• Problem to work on: Each entry below is to be transcribed exactly.

*** Dataset records ***

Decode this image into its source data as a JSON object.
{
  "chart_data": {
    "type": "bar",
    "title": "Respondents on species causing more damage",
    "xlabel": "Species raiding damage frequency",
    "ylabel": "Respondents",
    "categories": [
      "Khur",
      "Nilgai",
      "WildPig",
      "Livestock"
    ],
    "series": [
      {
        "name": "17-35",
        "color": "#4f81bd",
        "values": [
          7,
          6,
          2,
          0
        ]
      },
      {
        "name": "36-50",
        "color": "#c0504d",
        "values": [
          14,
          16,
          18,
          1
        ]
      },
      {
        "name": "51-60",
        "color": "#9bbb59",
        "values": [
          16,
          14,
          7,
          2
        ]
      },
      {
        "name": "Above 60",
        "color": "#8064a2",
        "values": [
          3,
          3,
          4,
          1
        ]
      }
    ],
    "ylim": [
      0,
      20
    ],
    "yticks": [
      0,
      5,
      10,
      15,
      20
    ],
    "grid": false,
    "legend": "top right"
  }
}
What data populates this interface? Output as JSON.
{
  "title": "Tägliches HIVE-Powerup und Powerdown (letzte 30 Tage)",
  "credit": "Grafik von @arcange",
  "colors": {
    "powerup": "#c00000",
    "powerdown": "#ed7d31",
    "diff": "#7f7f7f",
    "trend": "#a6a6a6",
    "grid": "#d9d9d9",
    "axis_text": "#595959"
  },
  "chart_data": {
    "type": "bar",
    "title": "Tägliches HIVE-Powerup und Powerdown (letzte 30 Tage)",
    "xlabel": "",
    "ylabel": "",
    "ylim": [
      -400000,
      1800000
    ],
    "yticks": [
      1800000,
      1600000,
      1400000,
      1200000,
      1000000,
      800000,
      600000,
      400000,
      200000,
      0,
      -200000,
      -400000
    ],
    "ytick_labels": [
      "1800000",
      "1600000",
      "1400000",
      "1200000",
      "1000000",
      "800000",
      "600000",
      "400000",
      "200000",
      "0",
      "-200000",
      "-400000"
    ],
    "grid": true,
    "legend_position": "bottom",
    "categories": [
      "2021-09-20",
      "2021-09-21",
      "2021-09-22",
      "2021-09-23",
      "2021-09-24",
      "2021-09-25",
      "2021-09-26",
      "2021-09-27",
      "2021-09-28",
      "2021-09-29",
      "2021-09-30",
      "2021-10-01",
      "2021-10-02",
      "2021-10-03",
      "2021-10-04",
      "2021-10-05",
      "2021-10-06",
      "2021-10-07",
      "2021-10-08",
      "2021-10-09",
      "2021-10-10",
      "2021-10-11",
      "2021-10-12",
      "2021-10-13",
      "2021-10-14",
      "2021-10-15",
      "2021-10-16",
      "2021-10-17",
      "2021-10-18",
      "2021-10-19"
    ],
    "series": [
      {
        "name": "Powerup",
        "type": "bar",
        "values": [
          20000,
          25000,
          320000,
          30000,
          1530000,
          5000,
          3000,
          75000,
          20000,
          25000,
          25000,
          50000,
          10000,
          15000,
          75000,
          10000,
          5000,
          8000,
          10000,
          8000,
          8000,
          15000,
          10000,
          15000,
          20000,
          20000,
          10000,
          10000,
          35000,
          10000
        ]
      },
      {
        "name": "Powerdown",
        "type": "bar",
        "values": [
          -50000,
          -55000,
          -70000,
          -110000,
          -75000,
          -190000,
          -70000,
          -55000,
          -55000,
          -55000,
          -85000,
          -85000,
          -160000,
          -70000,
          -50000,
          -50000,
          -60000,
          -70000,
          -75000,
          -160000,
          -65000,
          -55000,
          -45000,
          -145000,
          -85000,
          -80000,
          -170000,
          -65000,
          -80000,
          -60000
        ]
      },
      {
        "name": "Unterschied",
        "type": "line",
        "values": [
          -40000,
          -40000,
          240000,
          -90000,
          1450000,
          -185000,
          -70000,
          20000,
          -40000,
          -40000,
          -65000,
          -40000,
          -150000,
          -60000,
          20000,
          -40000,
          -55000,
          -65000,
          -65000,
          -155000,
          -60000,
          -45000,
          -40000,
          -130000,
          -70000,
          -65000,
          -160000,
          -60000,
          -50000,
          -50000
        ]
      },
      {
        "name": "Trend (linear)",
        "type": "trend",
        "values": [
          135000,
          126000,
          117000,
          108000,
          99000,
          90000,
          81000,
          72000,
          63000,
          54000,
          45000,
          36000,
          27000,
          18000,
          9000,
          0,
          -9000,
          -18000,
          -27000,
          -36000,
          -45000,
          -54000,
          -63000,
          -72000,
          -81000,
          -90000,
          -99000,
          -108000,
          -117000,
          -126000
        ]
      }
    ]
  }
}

***

• Finished exercise:
Decode this image into its source data as a JSON object.
{
  "chart_data": {
    "type": "bar",
    "title": "Respondents on species causing more damage",
    "xlabel": "Species raiding damage frequency",
    "ylabel": "Respondents",
    "categories": [
      "Khur",
      "Nilgai",
      "WildPig",
      "Livestock"
    ],
    "series": [
      {
        "name": "17-35",
        "color": "#4f81bd",
        "values": [
          7,
          6,
          2,
          0
        ]
      },
      {
        "name": "36-50",
        "color": "#c0504d",
        "values": [
          14,
          16,
          18,
          1
        ]
      },
      {
        "name": "51-60",
        "color": "#9bbb59",
        "values": [
          16,
          14,
          7,
          2
        ]
      },
      {
        "name": "Above 60",
        "color": "#8064a2",
        "values": [
          3,
          3,
          4,
          1
        ]
      }
    ],
    "ylim": [
      0,
      20
    ],
    "yticks": [
      0,
      5,
      10,
      15,
      20
    ],
    "grid": false,
    "legend": "top right"
  }
}
What data populates this interface? Output as JSON.
{
  "title": "Tägliches HIVE-Powerup und Powerdown (letzte 30 Tage)",
  "credit": "Grafik von @arcange",
  "colors": {
    "powerup": "#c00000",
    "powerdown": "#ed7d31",
    "diff": "#7f7f7f",
    "trend": "#a6a6a6",
    "grid": "#d9d9d9",
    "axis_text": "#595959"
  },
  "chart_data": {
    "type": "bar",
    "title": "Tägliches HIVE-Powerup und Powerdown (letzte 30 Tage)",
    "xlabel": "",
    "ylabel": "",
    "ylim": [
      -400000,
      1800000
    ],
    "yticks": [
      1800000,
      1600000,
      1400000,
      1200000,
      1000000,
      800000,
      600000,
      400000,
      200000,
      0,
      -200000,
      -400000
    ],
    "ytick_labels": [
      "1800000",
      "1600000",
      "1400000",
      "1200000",
      "1000000",
      "800000",
      "600000",
      "400000",
      "200000",
      "0",
      "-200000",
      "-400000"
    ],
    "grid": true,
    "legend_position": "bottom",
    "categories": [
      "2021-09-20",
      "2021-09-21",
      "2021-09-22",
      "2021-09-23",
      "2021-09-24",
      "2021-09-25",
      "2021-09-26",
      "2021-09-27",
      "2021-09-28",
      "2021-09-29",
      "2021-09-30",
      "2021-10-01",
      "2021-10-02",
      "2021-10-03",
      "2021-10-04",
      "2021-10-05",
      "2021-10-06",
      "2021-10-07",
      "2021-10-08",
      "2021-10-09",
      "2021-10-10",
      "2021-10-11",
      "2021-10-12",
      "2021-10-13",
      "2021-10-14",
      "2021-10-15",
      "2021-10-16",
      "2021-10-17",
      "2021-10-18",
      "2021-10-19"
    ],
    "series": [
      {
        "name": "Powerup",
        "type": "bar",
        "values": [
          20000,
          25000,
          320000,
          30000,
          1530000,
          5000,
          3000,
          75000,
          20000,
          25000,
          25000,
          50000,
          10000,
          15000,
          75000,
          10000,
          5000,
          8000,
          10000,
          8000,
          8000,
          15000,
          10000,
          15000,
          20000,
          20000,
          10000,
          10000,
          35000,
          10000
        ]
      },
      {
        "name": "Powerdown",
        "type": "bar",
        "values": [
          -50000,
          -55000,
          -70000,
          -110000,
          -75000,
          -190000,
          -70000,
          -55000,
          -55000,
          -55000,
          -85000,
          -85000,
          -160000,
          -70000,
          -50000,
          -50000,
          -60000,
          -70000,
          -75000,
          -160000,
          -65000,
          -55000,
          -45000,
          -145000,
          -85000,
          -80000,
          -170000,
          -65000,
          -80000,
          -60000
        ]
      },
      {
        "name": "Unterschied",
        "type": "line",
        "values": [
          -40000,
          -40000,
          240000,
          -90000,
          1450000,
          -185000,
          -70000,
          20000,
          -40000,
          -40000,
          -65000,
          -40000,
          -150000,
          -60000,
          20000,
          -40000,
          -55000,
          -65000,
          -65000,
          -155000,
          -60000,
          -45000,
          -40000,
          -130000,
          -70000,
          -65000,
          -160000,
          -60000,
          -50000,
          -50000
        ]
      },
      {
        "name": "Trend (linear)",
        "type": "trend",
        "values": [
          135000,
          126000,
          117000,
          108000,
          99000,
          90000,
          81000,
          72000,
          63000,
          54000,
          45000,
          36000,
          27000,
          18000,
          9000,
          0,
          -9000,
          -18000,
          -27000,
          -36000,
          -45000,
          -54000,
          -63000,
          -72000,
          -81000,
          -90000,
          -99000,
          -108000,
          -117000,
          -126000
        ]
      }
    ]
  }
}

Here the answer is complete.